Supplied records:

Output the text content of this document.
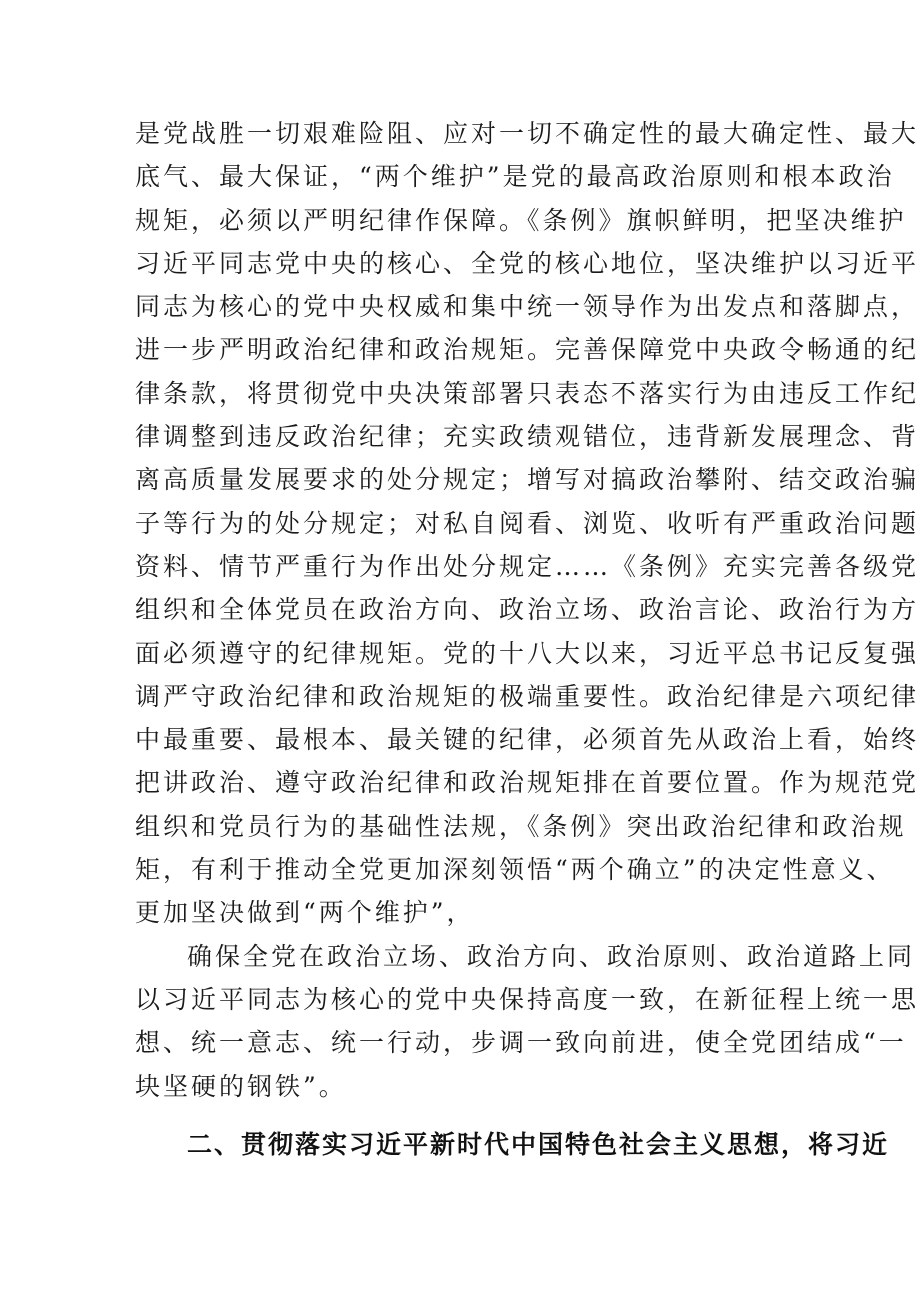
是党战胜一切艰难险阻、应对一切不确定性的最大确定性、最大
底气、最大保证，“两个维护”是党的最高政治原则和根本政治
规矩，必须以严明纪律作保障。《条例》旗帜鲜明，把坚决维护
习近平同志党中央的核心、全党的核心地位，坚决维护以习近平
同志为核心的党中央权威和集中统一领导作为出发点和落脚点，
进一步严明政治纪律和政治规矩。完善保障党中央政令畅通的纪
律条款，将贯彻党中央决策部署只表态不落实行为由违反工作纪
律调整到违反政治纪律；充实政绩观错位，违背新发展理念、背
离高质量发展要求的处分规定；增写对搞政治攀附、结交政治骗
子等行为的处分规定；对私自阅看、浏览、收听有严重政治问题
资料、情节严重行为作出处分规定……《条例》充实完善各级党
组织和全体党员在政治方向、政治立场、政治言论、政治行为方
面必须遵守的纪律规矩。党的十八大以来，习近平总书记反复强
调严守政治纪律和政治规矩的极端重要性。政治纪律是六项纪律
中最重要、最根本、最关键的纪律，必须首先从政治上看，始终
把讲政治、遵守政治纪律和政治规矩排在首要位置。作为规范党
组织和党员行为的基础性法规，《条例》突出政治纪律和政治规
矩，有利于推动全党更加深刻领悟“两个确立”的决定性意义、
更加坚决做到“两个维护”，
确保全党在政治立场、政治方向、政治原则、政治道路上同
以习近平同志为核心的党中央保持高度一致，在新征程上统一思
想、统一意志、统一行动，步调一致向前进，使全党团结成“一
块坚硬的钢铁”。
二、贯彻落实习近平新时代中国特色社会主义思想，将习近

Prompt: Omit the pictures, then output the rest of the listing exactly.

Complete output:
Output the text content of this document.
是党战胜一切艰难险阻、应对一切不确定性的最大确定性、最大
底气、最大保证，“两个维护”是党的最高政治原则和根本政治
规矩，必须以严明纪律作保障。《条例》旗帜鲜明，把坚决维护
习近平同志党中央的核心、全党的核心地位，坚决维护以习近平
同志为核心的党中央权威和集中统一领导作为出发点和落脚点，
进一步严明政治纪律和政治规矩。完善保障党中央政令畅通的纪
律条款，将贯彻党中央决策部署只表态不落实行为由违反工作纪
律调整到违反政治纪律；充实政绩观错位，违背新发展理念、背
离高质量发展要求的处分规定；增写对搞政治攀附、结交政治骗
子等行为的处分规定；对私自阅看、浏览、收听有严重政治问题
资料、情节严重行为作出处分规定……《条例》充实完善各级党
组织和全体党员在政治方向、政治立场、政治言论、政治行为方
面必须遵守的纪律规矩。党的十八大以来，习近平总书记反复强
调严守政治纪律和政治规矩的极端重要性。政治纪律是六项纪律
中最重要、最根本、最关键的纪律，必须首先从政治上看，始终
把讲政治、遵守政治纪律和政治规矩排在首要位置。作为规范党
组织和党员行为的基础性法规，《条例》突出政治纪律和政治规
矩，有利于推动全党更加深刻领悟“两个确立”的决定性意义、
更加坚决做到“两个维护”，
确保全党在政治立场、政治方向、政治原则、政治道路上同
以习近平同志为核心的党中央保持高度一致，在新征程上统一思
想、统一意志、统一行动，步调一致向前进，使全党团结成“一
块坚硬的钢铁”。
二、贯彻落实习近平新时代中国特色社会主义思想，将习近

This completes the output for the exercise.